| Data in this exercise |
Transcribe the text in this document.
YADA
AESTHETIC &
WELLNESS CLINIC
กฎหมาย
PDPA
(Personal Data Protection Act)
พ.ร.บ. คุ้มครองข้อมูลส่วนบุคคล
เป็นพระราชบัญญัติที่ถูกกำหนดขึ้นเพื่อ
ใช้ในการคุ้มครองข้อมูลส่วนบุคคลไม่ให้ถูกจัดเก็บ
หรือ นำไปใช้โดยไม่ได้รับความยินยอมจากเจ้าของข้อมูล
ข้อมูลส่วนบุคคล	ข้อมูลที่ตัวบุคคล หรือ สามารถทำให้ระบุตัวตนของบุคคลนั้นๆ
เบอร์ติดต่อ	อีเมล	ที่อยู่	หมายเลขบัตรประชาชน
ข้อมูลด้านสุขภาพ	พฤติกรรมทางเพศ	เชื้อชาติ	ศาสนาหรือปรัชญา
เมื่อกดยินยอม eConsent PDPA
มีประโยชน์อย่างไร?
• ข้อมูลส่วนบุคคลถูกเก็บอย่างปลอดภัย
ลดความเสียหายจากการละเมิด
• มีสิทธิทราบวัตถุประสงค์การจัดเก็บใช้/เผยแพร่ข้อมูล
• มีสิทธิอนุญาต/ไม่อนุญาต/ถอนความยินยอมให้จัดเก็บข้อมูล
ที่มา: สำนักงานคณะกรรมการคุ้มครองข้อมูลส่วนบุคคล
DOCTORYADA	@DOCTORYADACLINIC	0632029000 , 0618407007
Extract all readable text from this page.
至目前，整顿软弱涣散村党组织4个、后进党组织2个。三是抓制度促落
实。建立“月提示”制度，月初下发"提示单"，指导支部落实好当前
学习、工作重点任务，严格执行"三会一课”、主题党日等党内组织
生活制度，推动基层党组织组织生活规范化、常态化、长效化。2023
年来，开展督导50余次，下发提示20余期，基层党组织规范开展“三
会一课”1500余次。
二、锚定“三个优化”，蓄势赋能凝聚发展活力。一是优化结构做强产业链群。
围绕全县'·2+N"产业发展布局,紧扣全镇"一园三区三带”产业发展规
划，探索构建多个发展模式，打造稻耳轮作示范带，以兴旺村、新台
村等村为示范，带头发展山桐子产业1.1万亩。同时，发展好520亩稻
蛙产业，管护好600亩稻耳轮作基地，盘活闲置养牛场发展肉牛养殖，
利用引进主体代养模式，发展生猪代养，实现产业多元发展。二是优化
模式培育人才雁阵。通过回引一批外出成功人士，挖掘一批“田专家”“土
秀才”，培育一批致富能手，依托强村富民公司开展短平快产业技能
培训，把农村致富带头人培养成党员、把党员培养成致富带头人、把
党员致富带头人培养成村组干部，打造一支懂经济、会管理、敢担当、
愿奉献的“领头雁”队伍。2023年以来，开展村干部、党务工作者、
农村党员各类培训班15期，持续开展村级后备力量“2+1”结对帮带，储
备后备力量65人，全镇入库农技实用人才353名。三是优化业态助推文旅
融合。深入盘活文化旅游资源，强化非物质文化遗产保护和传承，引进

| Set exercise |
State the number of lines in the records that contain the string "มครองข", and nothing more.

| Exercise output |
3